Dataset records
>>
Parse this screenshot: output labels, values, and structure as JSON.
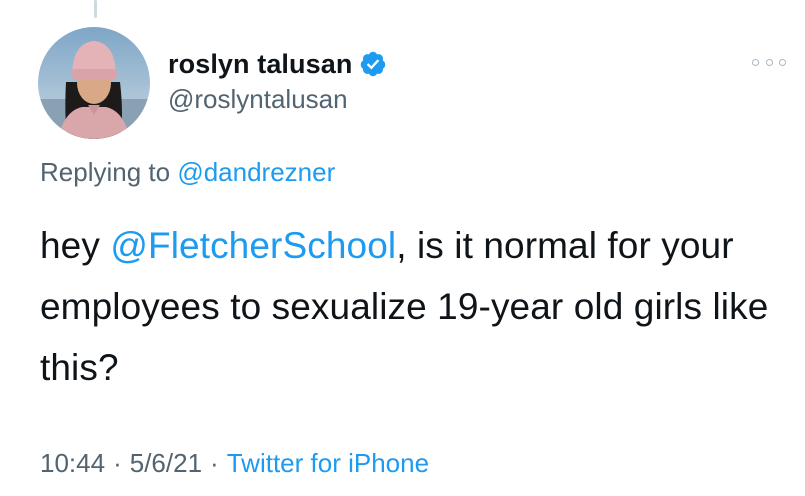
{
  "tweet": {
    "author": {
      "display_name": "roslyn talusan",
      "handle": "@roslyntalusan",
      "verified_icon": "verified-badge-icon",
      "avatar": "profile-photo"
    },
    "more_icon": "more-dots-icon",
    "reply": {
      "prefix": "Replying to",
      "mention": "@dandrezner"
    },
    "text": {
      "part1": "hey ",
      "mention": "@FletcherSchool",
      "part2": ", is it normal for your employees to sexualize 19-year old girls like this?"
    },
    "meta": {
      "time": "10:44",
      "separator": "·",
      "date": "5/6/21",
      "source": "Twitter for iPhone"
    }
  },
  "colors": {
    "link": "#1d9bf0",
    "secondary_text": "#536471",
    "primary_text": "#0f1419",
    "verified": "#1d9bf0"
  }
}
<<
YOUR OBJECTIVE: From the records above, pull out every line containing the word "this".

EXERCISE RESULT:
Parse this screenshot: output labels, values, and structure as JSON.
      "part2": ", is it normal for your employees to sexualize 19-year old girls like this?"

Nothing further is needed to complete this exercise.